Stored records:

= = = = =

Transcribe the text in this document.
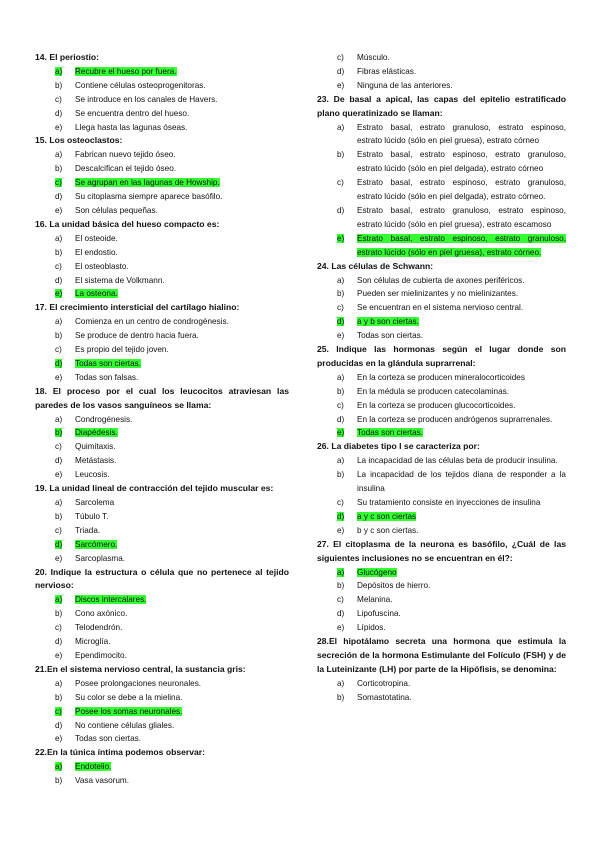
14. El periostio:

a)	Recubre el hueso por fuera.
b)	Contiene células osteoprogenitoras.
c)	Se introduce en los canales de Havers.
d)	Se encuentra dentro del hueso.
e)	Llega hasta las lagunas óseas.

15. Los osteoclastos:

a)	Fabrican nuevo tejido óseo.
b)	Descalcifican el tejido óseo.
c)	Se agrupan en las lagunas de Howship.
d)	Su citoplasma siempre aparece basófilo.
e)	Son células pequeñas.

16. La unidad básica del hueso compacto es:

a)	El osteoide.
b)	El endostio.
c)	El osteoblasto.
d)	El sistema de Volkmann.
e)	La osteona.

17. El crecimiento intersticial del cartílago hialino:

a)	Comienza en un centro de condrogénesis.
b)	Se produce de dentro hacia fuera.
c)	Es propio del tejido joven.
d)	Todas son ciertas.
e)	Todas son falsas.

18. El proceso por el cual los leucocitos atraviesan las paredes de los vasos sanguíneos se llama:

a)	Condrogénesis.
b)	Diapédesis.
c)	Quimitaxis.
d)	Metástasis.
e)	Leucosis.

19. La unidad lineal de contracción del tejido muscular es:

a)	Sarcolema
b)	Túbulo T.
c)	Triada.
d)	Sarcómero.
e)	Sarcoplasma.

20. Indique la estructura o célula que no pertenece al tejido nervioso:

a)	Discos intercalares.
b)	Cono axónico.
c)	Telodendrón.
d)	Microglía.
e)	Ependimocito.

21.En el sistema nervioso central, la sustancia gris:

a)	Posee prolongaciones neuronales.
b)	Su color se debe a la mielina.
c)	Posee los somas neuronales.
d)	No contiene células gliales.
e)	Todas son ciertas.

22.En la túnica íntima podemos observar:

a)	Endotelio.
b)	Vasa vasorum.
c)	Músculo.
d)	Fibras elásticas.
e)	Ninguna de las anteriores.

23. De basal a apical, las capas del epitelio estratificado plano queratinizado se llaman:

a)	Estrato basal, estrato granuloso, estrato espinoso, estrato lúcido (sólo en piel gruesa), estrato córneo
b)	Estrato basal, estrato espinoso, estrato granuloso, estrato lúcido (sólo en piel delgada), estrato córneo
c)	Estrato basal, estrato espinoso, estrato granuloso, estrato lúcido (sólo en piel delgada), estrato córneo.
d)	Estrato basal, estrato granuloso, estrato espinoso, estrato lúcido (sólo en piel gruesa), estrato escamoso
e)	Estrato basal, estrato espinoso, estrato granuloso, estrato lúcido (sólo en piel gruesa), estrato córneo.

24. Las células de Schwann:

a)	Son células de cubierta de axones periféricos.
b)	Pueden ser mielinizantes y no mielinizantes.
c)	Se encuentran en el sistema nervioso central.
d)	a y b son ciertas.
e)	Todas son ciertas.

25. Indique las hormonas según el lugar donde son producidas en la glándula suprarrenal:

a)	En la corteza se producen mineralocorticoides
b)	En la médula se producen catecolaminas.
c)	En la corteza se producen glucocorticoides.
d)	En la corteza se producen andrógenos suprarrenales.
e)	Todas son ciertas.

26. La diabetes tipo I se caracteriza por:

a)	La incapacidad de las células beta de producir insulina.
b)	La incapacidad de los tejidos diana de responder a la insulina
c)	Su tratamiento consiste en inyecciones de insulina
d)	a y c son ciertas
e)	b y c son ciertas.

27. El citoplasma de la neurona es basófilo, ¿Cuál de las siguientes inclusiones no se encuentran en él?:

a)	Glucógeno
b)	Depósitos de hierro.
c)	Melanina.
d)	Lipofuscina.
e)	Lípidos.

28.El hipotálamo secreta una hormona que estimula la secreción de la hormona Estimulante del Folículo (FSH) y de la Luteinizante (LH) por parte de la Hipófisis, se denomina:

a)	Corticotropina.
b)	Somastotatina.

= = = = =

### EXERCISE OBJECTIVE
Copy each line holding the word "sistema" from the listing above.

### SOLVED PROBLEM
d)	El sistema de Volkmann.
21.En el sistema nervioso central, la sustancia gris:
c)	Se encuentran en el sistema nervioso central.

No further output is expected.